__Required task__.
Copy out the listing that follows, exactly, without its pictures.

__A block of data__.
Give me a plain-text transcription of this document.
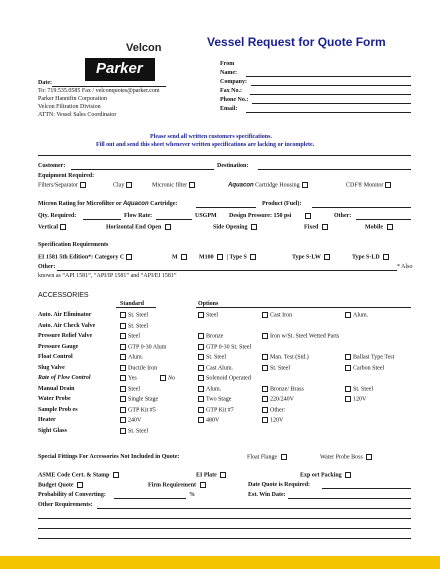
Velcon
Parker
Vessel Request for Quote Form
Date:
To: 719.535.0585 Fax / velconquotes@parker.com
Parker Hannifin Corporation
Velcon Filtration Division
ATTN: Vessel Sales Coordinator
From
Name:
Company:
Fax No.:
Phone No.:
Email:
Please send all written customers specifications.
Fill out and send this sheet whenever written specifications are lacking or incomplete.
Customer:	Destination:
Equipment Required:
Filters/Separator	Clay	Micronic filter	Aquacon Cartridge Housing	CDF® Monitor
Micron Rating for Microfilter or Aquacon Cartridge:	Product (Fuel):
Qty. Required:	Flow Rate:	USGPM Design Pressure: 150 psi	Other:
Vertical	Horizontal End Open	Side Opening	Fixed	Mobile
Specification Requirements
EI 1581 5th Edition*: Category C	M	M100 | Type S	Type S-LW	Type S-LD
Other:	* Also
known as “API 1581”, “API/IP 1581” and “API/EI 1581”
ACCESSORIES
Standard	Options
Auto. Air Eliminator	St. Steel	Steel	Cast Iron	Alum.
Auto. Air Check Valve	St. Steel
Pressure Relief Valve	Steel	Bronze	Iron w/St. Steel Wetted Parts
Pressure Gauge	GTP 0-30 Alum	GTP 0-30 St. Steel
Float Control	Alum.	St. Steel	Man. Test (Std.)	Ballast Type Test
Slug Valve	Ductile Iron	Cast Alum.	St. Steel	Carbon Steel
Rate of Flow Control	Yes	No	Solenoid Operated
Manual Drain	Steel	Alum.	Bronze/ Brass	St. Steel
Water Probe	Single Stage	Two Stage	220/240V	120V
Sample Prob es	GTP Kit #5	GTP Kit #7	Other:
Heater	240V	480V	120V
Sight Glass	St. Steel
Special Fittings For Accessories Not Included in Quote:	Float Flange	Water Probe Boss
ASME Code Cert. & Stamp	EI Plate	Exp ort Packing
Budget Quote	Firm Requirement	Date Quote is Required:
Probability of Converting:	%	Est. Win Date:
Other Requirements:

__Response to the exercise__.
Give me a plain-text transcription of this document.
Velcon
Parker
Vessel Request for Quote Form
Date:
To: 719.535.0585 Fax / velconquotes@parker.com
Parker Hannifin Corporation
Velcon Filtration Division
ATTN: Vessel Sales Coordinator
From
Name:
Company:
Fax No.:
Phone No.:
Email:
Please send all written customers specifications.
Fill out and send this sheet whenever written specifications are lacking or incomplete.
Customer:	Destination:
Equipment Required:
Filters/Separator	Clay	Micronic filter	Aquacon Cartridge Housing	CDF® Monitor
Micron Rating for Microfilter or Aquacon Cartridge:	Product (Fuel):
Qty. Required:	Flow Rate:	USGPM Design Pressure: 150 psi	Other:
Vertical	Horizontal End Open	Side Opening	Fixed	Mobile
Specification Requirements
EI 1581 5th Edition*: Category C	M	M100 | Type S	Type S-LW	Type S-LD
Other:	* Also
known as “API 1581”, “API/IP 1581” and “API/EI 1581”
ACCESSORIES
Standard	Options
Auto. Air Eliminator	St. Steel	Steel	Cast Iron	Alum.
Auto. Air Check Valve	St. Steel
Pressure Relief Valve	Steel	Bronze	Iron w/St. Steel Wetted Parts
Pressure Gauge	GTP 0-30 Alum	GTP 0-30 St. Steel
Float Control	Alum.	St. Steel	Man. Test (Std.)	Ballast Type Test
Slug Valve	Ductile Iron	Cast Alum.	St. Steel	Carbon Steel
Rate of Flow Control	Yes	No	Solenoid Operated
Manual Drain	Steel	Alum.	Bronze/ Brass	St. Steel
Water Probe	Single Stage	Two Stage	220/240V	120V
Sample Prob es	GTP Kit #5	GTP Kit #7	Other:
Heater	240V	480V	120V
Sight Glass	St. Steel
Special Fittings For Accessories Not Included in Quote:	Float Flange	Water Probe Boss
ASME Code Cert. & Stamp	EI Plate	Exp ort Packing
Budget Quote	Firm Requirement	Date Quote is Required:
Probability of Converting:	%	Est. Win Date:
Other Requirements:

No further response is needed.